* _The records_:
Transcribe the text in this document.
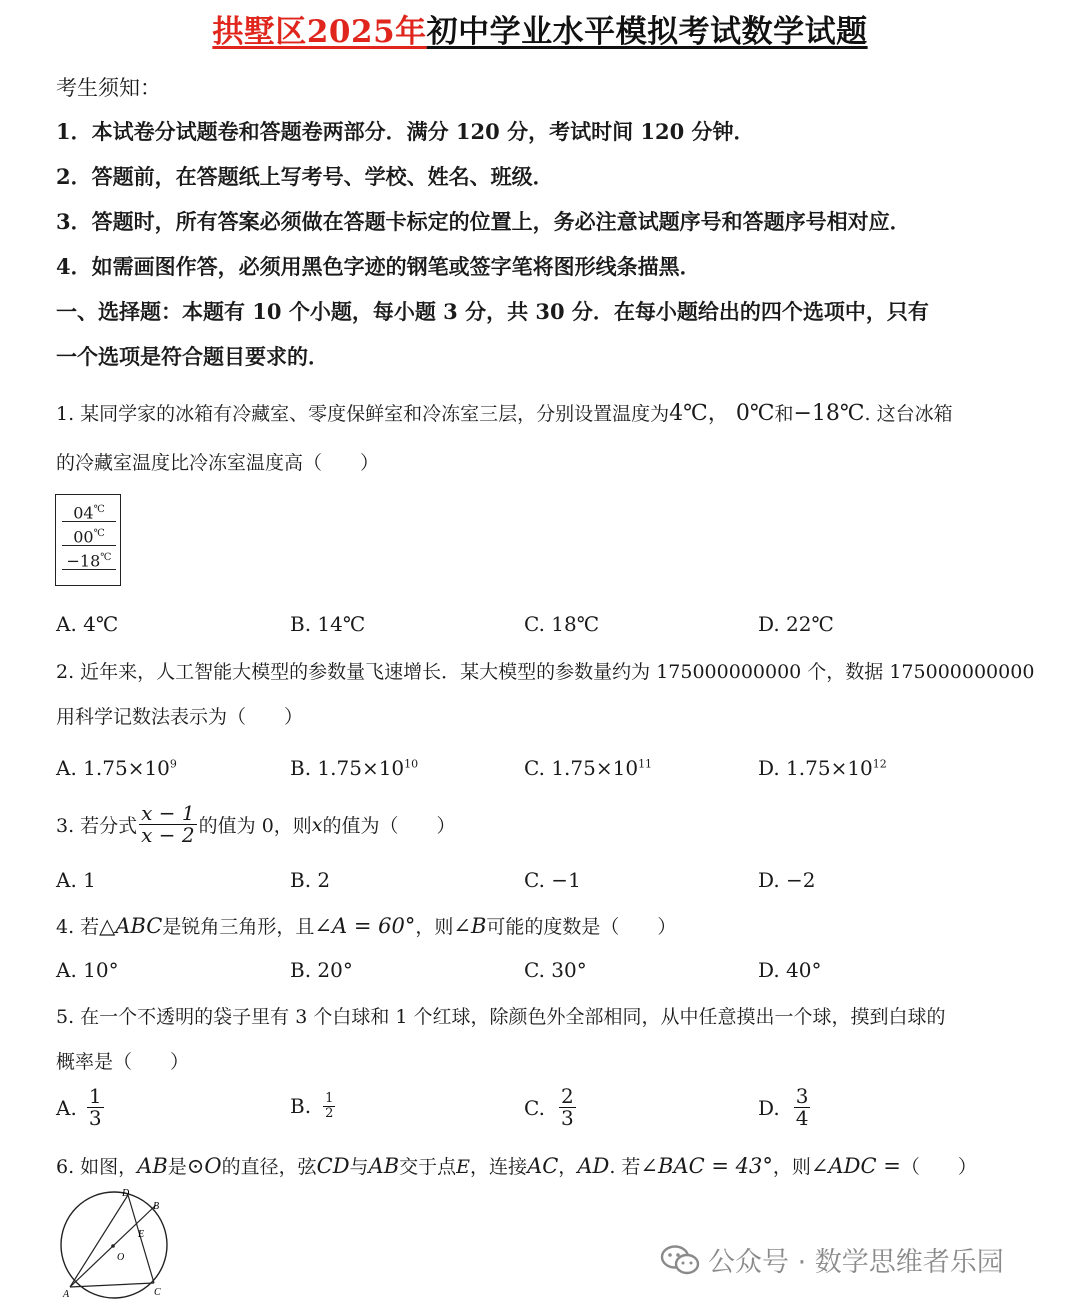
拱墅区2025年初中学业水平模拟考试数学试题
考生须知：
1．本试卷分试题卷和答题卷两部分．满分 120 分，考试时间 120 分钟．
2．答题前，在答题纸上写考号、学校、姓名、班级．
3．答题时，所有答案必须做在答题卡标定的位置上，务必注意试题序号和答题序号相对应．
4．如需画图作答，必须用黑色字迹的钢笔或签字笔将图形线条描黑．
一、选择题：本题有 10 个小题，每小题 3 分，共 30 分．在每小题给出的四个选项中，只有
一个选项是符合题目要求的．
1. 某同学家的冰箱有冷藏室、零度保鲜室和冷冻室三层，分别设置温度为4℃， 0℃和−18℃. 这台冰箱
的冷藏室温度比冷冻室温度高（　　）
04℃
00℃
−18℃
A. 4℃	B. 14℃	C. 18℃	D. 22℃
2. 近年来，人工智能大模型的参数量飞速增长．某大模型的参数量约为 175000000000 个，数据 175000000000
用科学记数法表示为（　　）
A. $1.75\times 10^9$	B. $1.75\times 10^{10}$	C. $1.75\times 10^{11}$	D. $1.75\times 10^{12}$
3. 若分式 $\frac{x - 1}{x - 2}$ 的值为 0，则 x 的值为（　　）
A. 1	B. 2	C. −1	D. −2
4. 若△ABC是锐角三角形，且∠A = 60°，则∠B可能的度数是（　　）
A. 10°	B. 20°	C. 30°	D. 40°
5. 在一个不透明的袋子里有 3 个白球和 1 个红球，除颜色外全部相同，从中任意摸出一个球，摸到白球的
概率是（　　）
A. $\frac{1}{3}$	B. $\frac{1}{2}$	C. $\frac{2}{3}$	D. $\frac{3}{4}$
6. 如图，AB是⊙O的直径，弦CD与AB交于点E，连接AC，AD. 若∠BAC = 43°，则∠ADC =（　　）
D
B
E
O
A	C
公众号 · 数学思维者乐园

* _Brief_: Of the lines above, how many include the word "frac"? Reply with the number only.

* _Result_: 2